*OBJECTIVE:*
Print each line exactly as it is given.

*TASK MATERIAL:*
────────────────

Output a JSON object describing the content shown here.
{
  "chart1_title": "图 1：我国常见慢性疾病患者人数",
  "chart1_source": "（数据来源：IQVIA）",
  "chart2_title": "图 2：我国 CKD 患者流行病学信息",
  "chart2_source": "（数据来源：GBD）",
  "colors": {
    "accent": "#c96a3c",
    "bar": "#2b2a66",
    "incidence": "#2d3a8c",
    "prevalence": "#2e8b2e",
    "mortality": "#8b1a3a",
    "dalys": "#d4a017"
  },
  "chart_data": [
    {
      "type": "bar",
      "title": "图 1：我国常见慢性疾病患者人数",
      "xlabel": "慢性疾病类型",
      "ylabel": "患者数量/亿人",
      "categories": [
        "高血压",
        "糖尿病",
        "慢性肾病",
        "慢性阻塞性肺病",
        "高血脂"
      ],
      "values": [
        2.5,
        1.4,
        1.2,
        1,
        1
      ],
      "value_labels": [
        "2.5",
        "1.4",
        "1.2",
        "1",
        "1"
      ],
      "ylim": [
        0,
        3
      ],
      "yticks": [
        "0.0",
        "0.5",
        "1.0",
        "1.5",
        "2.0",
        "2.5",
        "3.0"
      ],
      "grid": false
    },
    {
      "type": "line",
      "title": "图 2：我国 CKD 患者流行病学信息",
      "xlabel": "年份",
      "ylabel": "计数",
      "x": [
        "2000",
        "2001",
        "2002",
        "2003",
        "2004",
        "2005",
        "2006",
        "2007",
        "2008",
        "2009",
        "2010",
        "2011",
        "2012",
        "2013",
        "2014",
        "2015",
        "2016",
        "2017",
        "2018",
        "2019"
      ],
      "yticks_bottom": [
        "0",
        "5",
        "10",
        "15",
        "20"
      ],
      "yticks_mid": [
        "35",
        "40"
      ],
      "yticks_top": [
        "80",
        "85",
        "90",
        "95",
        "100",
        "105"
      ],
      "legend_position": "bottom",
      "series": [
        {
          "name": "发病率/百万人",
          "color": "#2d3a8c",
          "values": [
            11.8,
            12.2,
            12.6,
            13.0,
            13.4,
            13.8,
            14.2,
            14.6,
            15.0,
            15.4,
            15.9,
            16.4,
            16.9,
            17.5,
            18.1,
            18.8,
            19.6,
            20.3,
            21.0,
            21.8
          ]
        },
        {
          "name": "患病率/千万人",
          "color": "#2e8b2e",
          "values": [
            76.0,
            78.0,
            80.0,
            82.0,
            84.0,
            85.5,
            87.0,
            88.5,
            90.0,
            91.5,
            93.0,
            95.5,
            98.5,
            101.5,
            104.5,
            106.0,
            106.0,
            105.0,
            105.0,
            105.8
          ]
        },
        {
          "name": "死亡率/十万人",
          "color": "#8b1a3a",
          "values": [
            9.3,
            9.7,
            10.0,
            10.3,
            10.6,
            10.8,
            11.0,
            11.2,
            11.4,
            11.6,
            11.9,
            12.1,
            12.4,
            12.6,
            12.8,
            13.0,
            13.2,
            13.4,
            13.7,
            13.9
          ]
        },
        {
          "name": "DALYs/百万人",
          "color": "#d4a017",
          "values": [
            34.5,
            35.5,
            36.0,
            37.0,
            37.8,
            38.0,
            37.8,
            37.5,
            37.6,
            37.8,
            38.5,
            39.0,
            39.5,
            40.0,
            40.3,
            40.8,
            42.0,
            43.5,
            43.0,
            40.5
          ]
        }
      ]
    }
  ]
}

────────────────

*TASK OUTPUT:*
Output a JSON object describing the content shown here.
{
  "chart1_title": "图 1：我国常见慢性疾病患者人数",
  "chart1_source": "（数据来源：IQVIA）",
  "chart2_title": "图 2：我国 CKD 患者流行病学信息",
  "chart2_source": "（数据来源：GBD）",
  "colors": {
    "accent": "#c96a3c",
    "bar": "#2b2a66",
    "incidence": "#2d3a8c",
    "prevalence": "#2e8b2e",
    "mortality": "#8b1a3a",
    "dalys": "#d4a017"
  },
  "chart_data": [
    {
      "type": "bar",
      "title": "图 1：我国常见慢性疾病患者人数",
      "xlabel": "慢性疾病类型",
      "ylabel": "患者数量/亿人",
      "categories": [
        "高血压",
        "糖尿病",
        "慢性肾病",
        "慢性阻塞性肺病",
        "高血脂"
      ],
      "values": [
        2.5,
        1.4,
        1.2,
        1,
        1
      ],
      "value_labels": [
        "2.5",
        "1.4",
        "1.2",
        "1",
        "1"
      ],
      "ylim": [
        0,
        3
      ],
      "yticks": [
        "0.0",
        "0.5",
        "1.0",
        "1.5",
        "2.0",
        "2.5",
        "3.0"
      ],
      "grid": false
    },
    {
      "type": "line",
      "title": "图 2：我国 CKD 患者流行病学信息",
      "xlabel": "年份",
      "ylabel": "计数",
      "x": [
        "2000",
        "2001",
        "2002",
        "2003",
        "2004",
        "2005",
        "2006",
        "2007",
        "2008",
        "2009",
        "2010",
        "2011",
        "2012",
        "2013",
        "2014",
        "2015",
        "2016",
        "2017",
        "2018",
        "2019"
      ],
      "yticks_bottom": [
        "0",
        "5",
        "10",
        "15",
        "20"
      ],
      "yticks_mid": [
        "35",
        "40"
      ],
      "yticks_top": [
        "80",
        "85",
        "90",
        "95",
        "100",
        "105"
      ],
      "legend_position": "bottom",
      "series": [
        {
          "name": "发病率/百万人",
          "color": "#2d3a8c",
          "values": [
            11.8,
            12.2,
            12.6,
            13.0,
            13.4,
            13.8,
            14.2,
            14.6,
            15.0,
            15.4,
            15.9,
            16.4,
            16.9,
            17.5,
            18.1,
            18.8,
            19.6,
            20.3,
            21.0,
            21.8
          ]
        },
        {
          "name": "患病率/千万人",
          "color": "#2e8b2e",
          "values": [
            76.0,
            78.0,
            80.0,
            82.0,
            84.0,
            85.5,
            87.0,
            88.5,
            90.0,
            91.5,
            93.0,
            95.5,
            98.5,
            101.5,
            104.5,
            106.0,
            106.0,
            105.0,
            105.0,
            105.8
          ]
        },
        {
          "name": "死亡率/十万人",
          "color": "#8b1a3a",
          "values": [
            9.3,
            9.7,
            10.0,
            10.3,
            10.6,
            10.8,
            11.0,
            11.2,
            11.4,
            11.6,
            11.9,
            12.1,
            12.4,
            12.6,
            12.8,
            13.0,
            13.2,
            13.4,
            13.7,
            13.9
          ]
        },
        {
          "name": "DALYs/百万人",
          "color": "#d4a017",
          "values": [
            34.5,
            35.5,
            36.0,
            37.0,
            37.8,
            38.0,
            37.8,
            37.5,
            37.6,
            37.8,
            38.5,
            39.0,
            39.5,
            40.0,
            40.3,
            40.8,
            42.0,
            43.5,
            43.0,
            40.5
          ]
        }
      ]
    }
  ]
}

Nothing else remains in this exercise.